Source material:
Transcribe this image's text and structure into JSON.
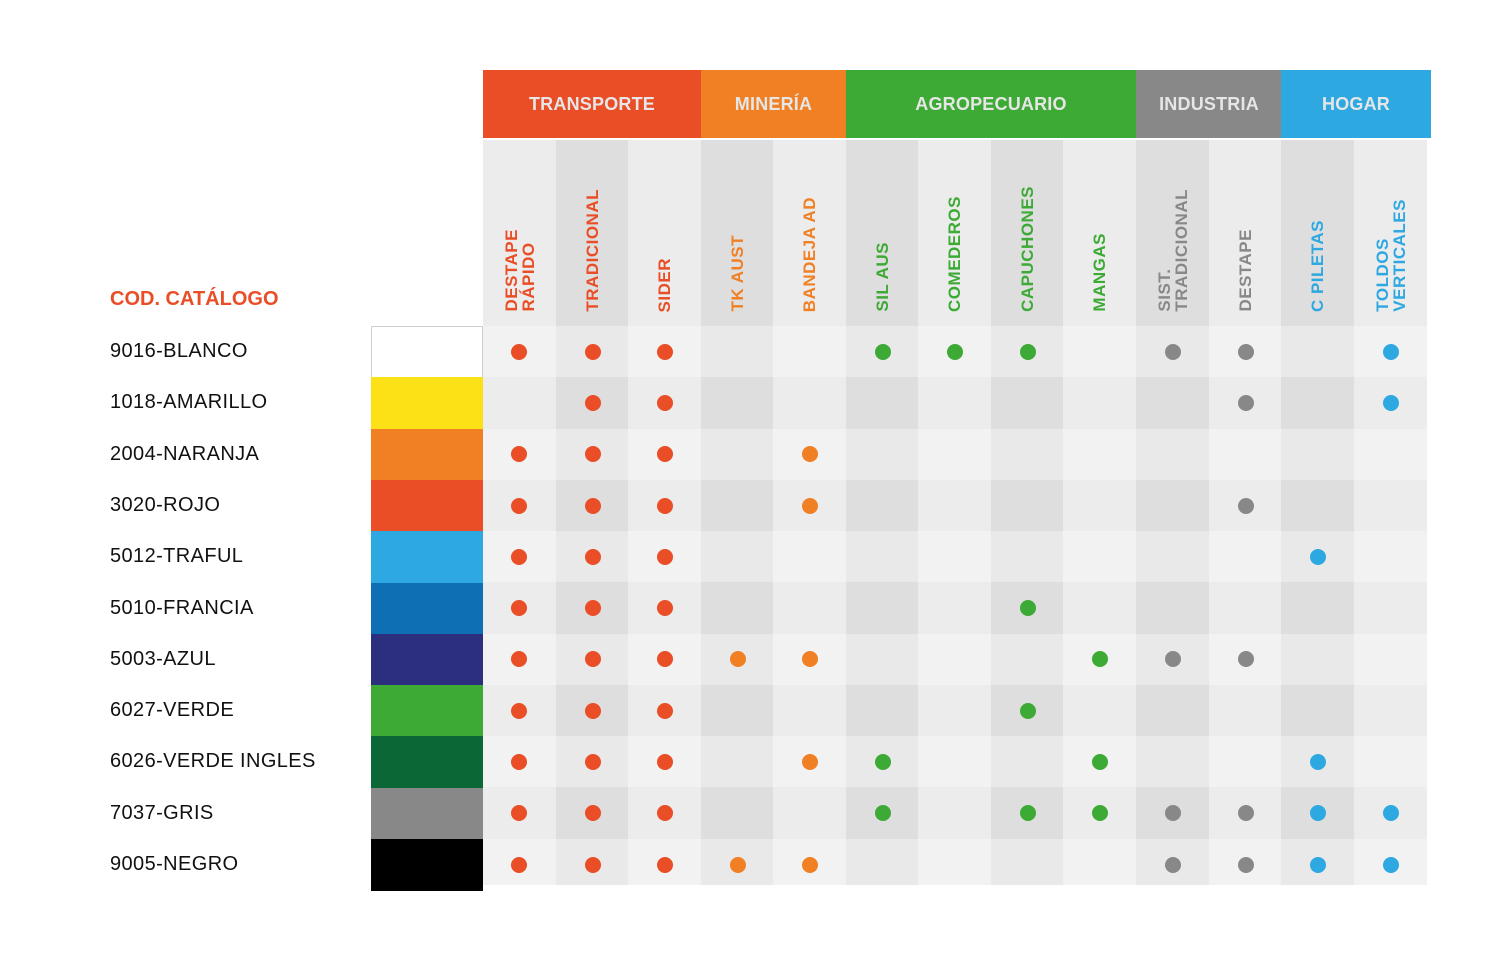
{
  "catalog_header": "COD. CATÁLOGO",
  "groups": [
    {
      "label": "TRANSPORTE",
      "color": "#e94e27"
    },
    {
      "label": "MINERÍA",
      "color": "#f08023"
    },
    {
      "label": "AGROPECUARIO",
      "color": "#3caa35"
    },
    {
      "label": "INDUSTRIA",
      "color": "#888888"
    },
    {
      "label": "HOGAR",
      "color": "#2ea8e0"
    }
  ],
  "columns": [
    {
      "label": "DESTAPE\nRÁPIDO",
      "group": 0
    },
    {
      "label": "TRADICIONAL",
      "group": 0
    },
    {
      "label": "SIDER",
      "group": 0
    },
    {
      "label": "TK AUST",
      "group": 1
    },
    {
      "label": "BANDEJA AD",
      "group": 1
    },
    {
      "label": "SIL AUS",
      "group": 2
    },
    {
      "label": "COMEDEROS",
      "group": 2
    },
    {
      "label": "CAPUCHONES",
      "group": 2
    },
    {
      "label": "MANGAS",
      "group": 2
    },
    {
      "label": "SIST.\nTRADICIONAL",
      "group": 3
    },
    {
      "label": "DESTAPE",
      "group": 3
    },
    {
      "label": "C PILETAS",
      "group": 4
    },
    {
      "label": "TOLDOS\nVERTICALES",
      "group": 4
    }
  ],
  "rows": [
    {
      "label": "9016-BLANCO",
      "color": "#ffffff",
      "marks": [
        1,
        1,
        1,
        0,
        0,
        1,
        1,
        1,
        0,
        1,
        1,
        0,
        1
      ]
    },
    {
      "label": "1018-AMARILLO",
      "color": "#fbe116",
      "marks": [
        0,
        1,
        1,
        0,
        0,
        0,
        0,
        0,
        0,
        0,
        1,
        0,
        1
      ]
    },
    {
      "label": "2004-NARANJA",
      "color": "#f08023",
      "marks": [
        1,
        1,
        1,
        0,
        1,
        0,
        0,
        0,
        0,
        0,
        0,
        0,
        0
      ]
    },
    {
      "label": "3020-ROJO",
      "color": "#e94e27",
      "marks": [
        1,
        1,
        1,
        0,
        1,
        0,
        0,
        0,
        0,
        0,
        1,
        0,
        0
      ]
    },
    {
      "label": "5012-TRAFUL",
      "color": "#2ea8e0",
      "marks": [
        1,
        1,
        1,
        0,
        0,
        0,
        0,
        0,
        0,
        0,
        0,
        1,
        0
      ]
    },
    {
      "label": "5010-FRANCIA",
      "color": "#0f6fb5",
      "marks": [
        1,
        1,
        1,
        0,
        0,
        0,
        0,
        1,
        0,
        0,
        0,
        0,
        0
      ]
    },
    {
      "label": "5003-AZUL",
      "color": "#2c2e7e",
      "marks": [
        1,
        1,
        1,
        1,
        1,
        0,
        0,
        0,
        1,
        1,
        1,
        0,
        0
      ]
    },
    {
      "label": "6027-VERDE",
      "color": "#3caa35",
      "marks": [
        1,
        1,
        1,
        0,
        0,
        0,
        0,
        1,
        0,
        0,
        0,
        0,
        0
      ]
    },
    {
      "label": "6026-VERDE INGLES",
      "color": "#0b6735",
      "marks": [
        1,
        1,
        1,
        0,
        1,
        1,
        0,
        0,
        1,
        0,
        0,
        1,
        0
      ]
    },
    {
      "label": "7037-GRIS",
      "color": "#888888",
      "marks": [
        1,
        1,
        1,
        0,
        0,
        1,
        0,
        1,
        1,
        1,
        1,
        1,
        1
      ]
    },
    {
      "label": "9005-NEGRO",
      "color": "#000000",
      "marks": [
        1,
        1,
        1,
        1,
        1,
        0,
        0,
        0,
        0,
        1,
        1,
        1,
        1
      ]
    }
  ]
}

Exercise prompt:
Can you retype every record above exactly, leaving out the pictures?

Expected output:
Transcribe this image's text and structure into JSON.
{
  "catalog_header": "COD. CATÁLOGO",
  "groups": [
    {
      "label": "TRANSPORTE",
      "color": "#e94e27"
    },
    {
      "label": "MINERÍA",
      "color": "#f08023"
    },
    {
      "label": "AGROPECUARIO",
      "color": "#3caa35"
    },
    {
      "label": "INDUSTRIA",
      "color": "#888888"
    },
    {
      "label": "HOGAR",
      "color": "#2ea8e0"
    }
  ],
  "columns": [
    {
      "label": "DESTAPE\nRÁPIDO",
      "group": 0
    },
    {
      "label": "TRADICIONAL",
      "group": 0
    },
    {
      "label": "SIDER",
      "group": 0
    },
    {
      "label": "TK AUST",
      "group": 1
    },
    {
      "label": "BANDEJA AD",
      "group": 1
    },
    {
      "label": "SIL AUS",
      "group": 2
    },
    {
      "label": "COMEDEROS",
      "group": 2
    },
    {
      "label": "CAPUCHONES",
      "group": 2
    },
    {
      "label": "MANGAS",
      "group": 2
    },
    {
      "label": "SIST.\nTRADICIONAL",
      "group": 3
    },
    {
      "label": "DESTAPE",
      "group": 3
    },
    {
      "label": "C PILETAS",
      "group": 4
    },
    {
      "label": "TOLDOS\nVERTICALES",
      "group": 4
    }
  ],
  "rows": [
    {
      "label": "9016-BLANCO",
      "color": "#ffffff",
      "marks": [
        1,
        1,
        1,
        0,
        0,
        1,
        1,
        1,
        0,
        1,
        1,
        0,
        1
      ]
    },
    {
      "label": "1018-AMARILLO",
      "color": "#fbe116",
      "marks": [
        0,
        1,
        1,
        0,
        0,
        0,
        0,
        0,
        0,
        0,
        1,
        0,
        1
      ]
    },
    {
      "label": "2004-NARANJA",
      "color": "#f08023",
      "marks": [
        1,
        1,
        1,
        0,
        1,
        0,
        0,
        0,
        0,
        0,
        0,
        0,
        0
      ]
    },
    {
      "label": "3020-ROJO",
      "color": "#e94e27",
      "marks": [
        1,
        1,
        1,
        0,
        1,
        0,
        0,
        0,
        0,
        0,
        1,
        0,
        0
      ]
    },
    {
      "label": "5012-TRAFUL",
      "color": "#2ea8e0",
      "marks": [
        1,
        1,
        1,
        0,
        0,
        0,
        0,
        0,
        0,
        0,
        0,
        1,
        0
      ]
    },
    {
      "label": "5010-FRANCIA",
      "color": "#0f6fb5",
      "marks": [
        1,
        1,
        1,
        0,
        0,
        0,
        0,
        1,
        0,
        0,
        0,
        0,
        0
      ]
    },
    {
      "label": "5003-AZUL",
      "color": "#2c2e7e",
      "marks": [
        1,
        1,
        1,
        1,
        1,
        0,
        0,
        0,
        1,
        1,
        1,
        0,
        0
      ]
    },
    {
      "label": "6027-VERDE",
      "color": "#3caa35",
      "marks": [
        1,
        1,
        1,
        0,
        0,
        0,
        0,
        1,
        0,
        0,
        0,
        0,
        0
      ]
    },
    {
      "label": "6026-VERDE INGLES",
      "color": "#0b6735",
      "marks": [
        1,
        1,
        1,
        0,
        1,
        1,
        0,
        0,
        1,
        0,
        0,
        1,
        0
      ]
    },
    {
      "label": "7037-GRIS",
      "color": "#888888",
      "marks": [
        1,
        1,
        1,
        0,
        0,
        1,
        0,
        1,
        1,
        1,
        1,
        1,
        1
      ]
    },
    {
      "label": "9005-NEGRO",
      "color": "#000000",
      "marks": [
        1,
        1,
        1,
        1,
        1,
        0,
        0,
        0,
        0,
        1,
        1,
        1,
        1
      ]
    }
  ]
}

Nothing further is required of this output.